Written request
Find each line with the string "icon" and report it.

Input rows
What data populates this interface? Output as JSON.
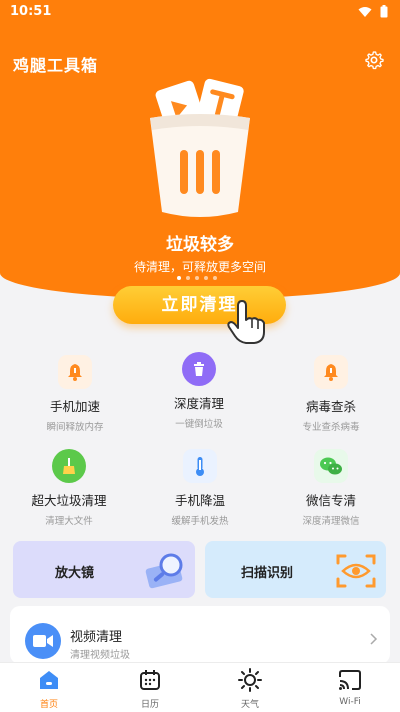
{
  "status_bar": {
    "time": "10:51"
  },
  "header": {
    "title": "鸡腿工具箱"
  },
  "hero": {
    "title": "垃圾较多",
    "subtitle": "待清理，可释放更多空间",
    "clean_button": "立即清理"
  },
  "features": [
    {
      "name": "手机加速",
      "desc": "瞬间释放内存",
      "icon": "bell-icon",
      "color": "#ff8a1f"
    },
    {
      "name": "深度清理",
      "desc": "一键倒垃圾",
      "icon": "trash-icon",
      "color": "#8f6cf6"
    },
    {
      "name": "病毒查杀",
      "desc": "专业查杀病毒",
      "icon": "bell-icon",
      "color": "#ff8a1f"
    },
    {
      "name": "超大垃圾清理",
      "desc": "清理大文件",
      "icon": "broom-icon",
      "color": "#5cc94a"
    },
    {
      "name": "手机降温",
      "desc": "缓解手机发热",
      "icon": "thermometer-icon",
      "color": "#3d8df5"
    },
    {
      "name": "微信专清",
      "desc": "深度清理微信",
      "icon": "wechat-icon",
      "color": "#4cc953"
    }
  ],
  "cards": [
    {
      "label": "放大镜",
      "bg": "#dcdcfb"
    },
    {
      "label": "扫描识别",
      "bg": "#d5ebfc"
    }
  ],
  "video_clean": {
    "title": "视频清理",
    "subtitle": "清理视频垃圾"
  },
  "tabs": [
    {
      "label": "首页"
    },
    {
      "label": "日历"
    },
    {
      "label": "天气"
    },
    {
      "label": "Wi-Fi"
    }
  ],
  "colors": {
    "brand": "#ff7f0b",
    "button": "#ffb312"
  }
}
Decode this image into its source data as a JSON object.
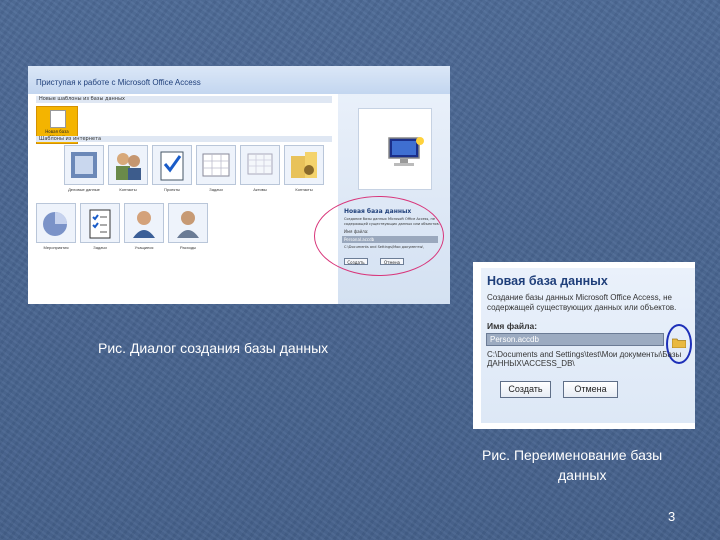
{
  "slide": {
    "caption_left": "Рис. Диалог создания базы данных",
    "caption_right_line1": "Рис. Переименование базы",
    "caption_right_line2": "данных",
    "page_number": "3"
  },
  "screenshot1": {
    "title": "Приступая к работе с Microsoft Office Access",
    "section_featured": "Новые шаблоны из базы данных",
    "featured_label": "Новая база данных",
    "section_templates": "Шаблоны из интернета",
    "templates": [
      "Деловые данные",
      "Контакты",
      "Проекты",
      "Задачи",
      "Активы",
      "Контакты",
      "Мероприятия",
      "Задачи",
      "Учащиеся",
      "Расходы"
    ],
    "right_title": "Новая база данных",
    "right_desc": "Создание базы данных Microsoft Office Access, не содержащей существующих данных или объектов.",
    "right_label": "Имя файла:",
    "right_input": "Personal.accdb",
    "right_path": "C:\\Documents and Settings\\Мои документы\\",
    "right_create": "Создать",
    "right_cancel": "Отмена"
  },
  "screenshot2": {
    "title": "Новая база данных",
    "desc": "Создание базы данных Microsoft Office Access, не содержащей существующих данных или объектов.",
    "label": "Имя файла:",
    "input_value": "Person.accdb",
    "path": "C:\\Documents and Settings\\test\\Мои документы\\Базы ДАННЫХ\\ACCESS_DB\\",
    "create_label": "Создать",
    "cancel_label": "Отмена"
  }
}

Final result
      "icon": "bell-icon",
      "icon": "trash-icon",
      "icon": "bell-icon",
      "icon": "broom-icon",
      "icon": "thermometer-icon",
      "icon": "wechat-icon",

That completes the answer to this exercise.